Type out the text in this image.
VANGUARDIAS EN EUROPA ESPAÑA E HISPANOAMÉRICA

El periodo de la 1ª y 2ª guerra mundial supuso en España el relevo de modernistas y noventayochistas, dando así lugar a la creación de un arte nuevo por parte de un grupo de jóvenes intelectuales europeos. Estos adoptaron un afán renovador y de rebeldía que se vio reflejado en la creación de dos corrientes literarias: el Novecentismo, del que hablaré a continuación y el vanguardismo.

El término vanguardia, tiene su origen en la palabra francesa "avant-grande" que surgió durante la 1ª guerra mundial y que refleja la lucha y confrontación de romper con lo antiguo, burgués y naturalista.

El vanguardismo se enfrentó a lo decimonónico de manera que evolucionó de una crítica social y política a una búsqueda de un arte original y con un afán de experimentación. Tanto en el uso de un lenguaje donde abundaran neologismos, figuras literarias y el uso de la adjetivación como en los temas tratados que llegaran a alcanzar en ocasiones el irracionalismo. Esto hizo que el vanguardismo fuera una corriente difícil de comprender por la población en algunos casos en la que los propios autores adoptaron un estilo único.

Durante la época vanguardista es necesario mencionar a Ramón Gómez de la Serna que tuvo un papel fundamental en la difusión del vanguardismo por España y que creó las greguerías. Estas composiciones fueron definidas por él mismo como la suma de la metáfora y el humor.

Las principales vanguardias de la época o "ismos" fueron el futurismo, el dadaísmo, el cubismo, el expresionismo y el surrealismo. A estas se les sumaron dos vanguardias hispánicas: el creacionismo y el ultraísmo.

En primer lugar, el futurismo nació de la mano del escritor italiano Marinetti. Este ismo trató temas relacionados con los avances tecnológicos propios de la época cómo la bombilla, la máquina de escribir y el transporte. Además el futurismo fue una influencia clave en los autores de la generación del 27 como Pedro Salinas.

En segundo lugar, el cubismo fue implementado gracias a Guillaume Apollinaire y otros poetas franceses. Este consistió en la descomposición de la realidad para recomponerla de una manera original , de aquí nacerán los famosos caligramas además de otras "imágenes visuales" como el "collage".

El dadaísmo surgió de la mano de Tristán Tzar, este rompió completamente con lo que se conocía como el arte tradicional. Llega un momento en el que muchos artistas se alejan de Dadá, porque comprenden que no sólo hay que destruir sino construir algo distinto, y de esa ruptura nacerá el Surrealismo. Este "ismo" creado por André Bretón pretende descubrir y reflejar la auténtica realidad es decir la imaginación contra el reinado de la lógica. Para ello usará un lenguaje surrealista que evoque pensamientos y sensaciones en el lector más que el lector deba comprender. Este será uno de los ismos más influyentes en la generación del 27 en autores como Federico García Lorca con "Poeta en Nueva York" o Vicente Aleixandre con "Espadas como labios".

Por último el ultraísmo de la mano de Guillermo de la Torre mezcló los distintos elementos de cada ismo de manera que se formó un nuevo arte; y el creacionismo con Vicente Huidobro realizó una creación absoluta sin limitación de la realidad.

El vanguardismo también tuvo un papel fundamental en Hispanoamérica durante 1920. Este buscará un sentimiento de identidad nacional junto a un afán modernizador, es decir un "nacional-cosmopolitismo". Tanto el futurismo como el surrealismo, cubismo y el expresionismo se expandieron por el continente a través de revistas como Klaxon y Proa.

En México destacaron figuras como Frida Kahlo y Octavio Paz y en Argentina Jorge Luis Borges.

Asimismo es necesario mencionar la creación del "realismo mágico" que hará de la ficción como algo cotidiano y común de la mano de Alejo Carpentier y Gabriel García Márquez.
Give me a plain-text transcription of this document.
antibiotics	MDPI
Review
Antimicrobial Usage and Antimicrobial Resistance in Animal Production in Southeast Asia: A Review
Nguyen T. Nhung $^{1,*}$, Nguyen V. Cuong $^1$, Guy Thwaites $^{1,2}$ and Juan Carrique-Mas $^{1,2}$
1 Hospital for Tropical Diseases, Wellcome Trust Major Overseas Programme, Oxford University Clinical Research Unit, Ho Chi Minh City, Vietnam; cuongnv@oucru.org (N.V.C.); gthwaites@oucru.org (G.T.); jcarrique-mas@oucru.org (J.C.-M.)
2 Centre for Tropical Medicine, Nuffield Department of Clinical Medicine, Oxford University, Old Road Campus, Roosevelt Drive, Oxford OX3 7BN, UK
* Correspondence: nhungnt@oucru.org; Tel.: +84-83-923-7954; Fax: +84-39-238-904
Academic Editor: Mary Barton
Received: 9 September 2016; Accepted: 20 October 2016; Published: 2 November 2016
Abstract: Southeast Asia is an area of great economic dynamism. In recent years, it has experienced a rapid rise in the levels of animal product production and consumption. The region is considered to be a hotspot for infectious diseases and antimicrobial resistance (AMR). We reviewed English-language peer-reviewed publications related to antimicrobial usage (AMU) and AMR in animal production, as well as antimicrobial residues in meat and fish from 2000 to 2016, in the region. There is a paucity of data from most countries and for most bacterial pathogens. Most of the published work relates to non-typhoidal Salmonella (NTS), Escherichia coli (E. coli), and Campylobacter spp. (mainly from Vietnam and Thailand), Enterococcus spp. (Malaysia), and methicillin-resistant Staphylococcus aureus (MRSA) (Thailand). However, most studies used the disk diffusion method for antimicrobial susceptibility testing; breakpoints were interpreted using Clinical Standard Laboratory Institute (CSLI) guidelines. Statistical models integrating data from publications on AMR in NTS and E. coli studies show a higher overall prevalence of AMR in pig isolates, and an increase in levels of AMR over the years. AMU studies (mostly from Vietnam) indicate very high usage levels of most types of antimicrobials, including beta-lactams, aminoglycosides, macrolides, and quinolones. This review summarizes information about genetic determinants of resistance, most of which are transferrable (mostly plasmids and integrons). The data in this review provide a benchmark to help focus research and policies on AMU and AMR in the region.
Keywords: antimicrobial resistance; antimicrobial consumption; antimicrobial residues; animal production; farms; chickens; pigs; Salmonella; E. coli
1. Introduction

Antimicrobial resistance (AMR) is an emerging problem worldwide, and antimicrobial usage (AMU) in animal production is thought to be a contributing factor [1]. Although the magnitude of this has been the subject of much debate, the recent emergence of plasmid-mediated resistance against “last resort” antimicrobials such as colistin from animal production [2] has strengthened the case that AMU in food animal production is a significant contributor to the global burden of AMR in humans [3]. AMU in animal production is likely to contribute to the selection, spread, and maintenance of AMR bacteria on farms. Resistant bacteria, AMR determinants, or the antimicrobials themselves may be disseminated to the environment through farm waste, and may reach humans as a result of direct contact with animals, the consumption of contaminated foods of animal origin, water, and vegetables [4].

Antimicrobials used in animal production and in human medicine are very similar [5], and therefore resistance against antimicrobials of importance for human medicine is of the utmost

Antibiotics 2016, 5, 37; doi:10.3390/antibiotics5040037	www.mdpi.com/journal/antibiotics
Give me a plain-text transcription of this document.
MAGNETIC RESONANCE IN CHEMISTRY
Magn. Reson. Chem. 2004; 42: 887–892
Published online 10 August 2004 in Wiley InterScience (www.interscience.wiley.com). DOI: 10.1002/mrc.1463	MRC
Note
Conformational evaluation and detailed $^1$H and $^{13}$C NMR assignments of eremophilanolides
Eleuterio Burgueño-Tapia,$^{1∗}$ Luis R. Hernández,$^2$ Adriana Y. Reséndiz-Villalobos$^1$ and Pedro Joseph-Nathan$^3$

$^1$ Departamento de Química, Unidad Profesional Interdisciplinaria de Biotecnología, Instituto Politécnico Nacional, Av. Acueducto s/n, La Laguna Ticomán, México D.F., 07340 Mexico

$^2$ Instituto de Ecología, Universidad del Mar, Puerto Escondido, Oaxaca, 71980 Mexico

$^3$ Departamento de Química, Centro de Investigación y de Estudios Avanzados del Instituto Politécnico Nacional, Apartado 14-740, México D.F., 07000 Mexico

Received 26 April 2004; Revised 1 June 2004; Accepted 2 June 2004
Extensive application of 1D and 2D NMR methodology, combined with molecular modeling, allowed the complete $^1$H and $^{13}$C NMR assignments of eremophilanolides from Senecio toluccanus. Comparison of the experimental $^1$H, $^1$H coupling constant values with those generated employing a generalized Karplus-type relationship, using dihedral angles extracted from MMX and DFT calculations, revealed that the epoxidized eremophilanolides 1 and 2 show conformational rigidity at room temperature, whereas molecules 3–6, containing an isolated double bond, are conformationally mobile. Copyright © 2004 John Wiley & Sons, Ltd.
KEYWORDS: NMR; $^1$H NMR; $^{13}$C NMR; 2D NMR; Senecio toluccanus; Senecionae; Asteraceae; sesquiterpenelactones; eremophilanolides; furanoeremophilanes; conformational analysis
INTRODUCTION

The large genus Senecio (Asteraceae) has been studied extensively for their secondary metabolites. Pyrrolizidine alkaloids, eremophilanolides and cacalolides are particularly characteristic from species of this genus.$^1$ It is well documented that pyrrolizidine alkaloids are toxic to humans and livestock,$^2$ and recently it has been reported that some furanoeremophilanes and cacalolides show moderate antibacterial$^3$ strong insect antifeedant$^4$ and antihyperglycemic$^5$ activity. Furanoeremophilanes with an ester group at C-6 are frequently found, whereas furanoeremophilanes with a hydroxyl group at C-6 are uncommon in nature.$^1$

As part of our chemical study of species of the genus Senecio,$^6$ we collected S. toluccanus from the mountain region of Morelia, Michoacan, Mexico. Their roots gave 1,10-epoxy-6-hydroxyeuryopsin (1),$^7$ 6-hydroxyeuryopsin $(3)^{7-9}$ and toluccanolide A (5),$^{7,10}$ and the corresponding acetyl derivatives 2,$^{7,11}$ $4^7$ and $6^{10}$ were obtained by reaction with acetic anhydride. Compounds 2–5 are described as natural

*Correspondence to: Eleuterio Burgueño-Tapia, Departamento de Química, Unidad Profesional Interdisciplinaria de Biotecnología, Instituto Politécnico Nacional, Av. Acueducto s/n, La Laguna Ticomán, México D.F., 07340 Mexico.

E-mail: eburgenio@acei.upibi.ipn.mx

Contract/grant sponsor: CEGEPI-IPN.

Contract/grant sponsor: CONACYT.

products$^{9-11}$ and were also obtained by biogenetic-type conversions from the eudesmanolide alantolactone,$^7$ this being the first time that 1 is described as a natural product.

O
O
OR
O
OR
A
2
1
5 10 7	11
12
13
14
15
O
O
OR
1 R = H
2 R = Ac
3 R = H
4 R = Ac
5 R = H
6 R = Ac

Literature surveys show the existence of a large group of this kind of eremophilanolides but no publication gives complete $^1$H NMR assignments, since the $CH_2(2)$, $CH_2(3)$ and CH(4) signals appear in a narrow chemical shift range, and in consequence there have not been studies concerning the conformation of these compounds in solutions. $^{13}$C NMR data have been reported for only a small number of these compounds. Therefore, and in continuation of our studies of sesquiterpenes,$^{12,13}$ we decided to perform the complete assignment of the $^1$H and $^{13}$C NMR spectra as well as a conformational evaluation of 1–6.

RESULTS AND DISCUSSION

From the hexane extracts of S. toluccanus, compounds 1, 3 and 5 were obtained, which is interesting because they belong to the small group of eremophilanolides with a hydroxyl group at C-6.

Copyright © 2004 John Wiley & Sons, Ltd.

[THE TASK]
Sift the data above for lines with "sponsor", then copy each one.

[COMPLETED TASK]
Contract/grant sponsor: CEGEPI-IPN.
Contract/grant sponsor: CONACYT.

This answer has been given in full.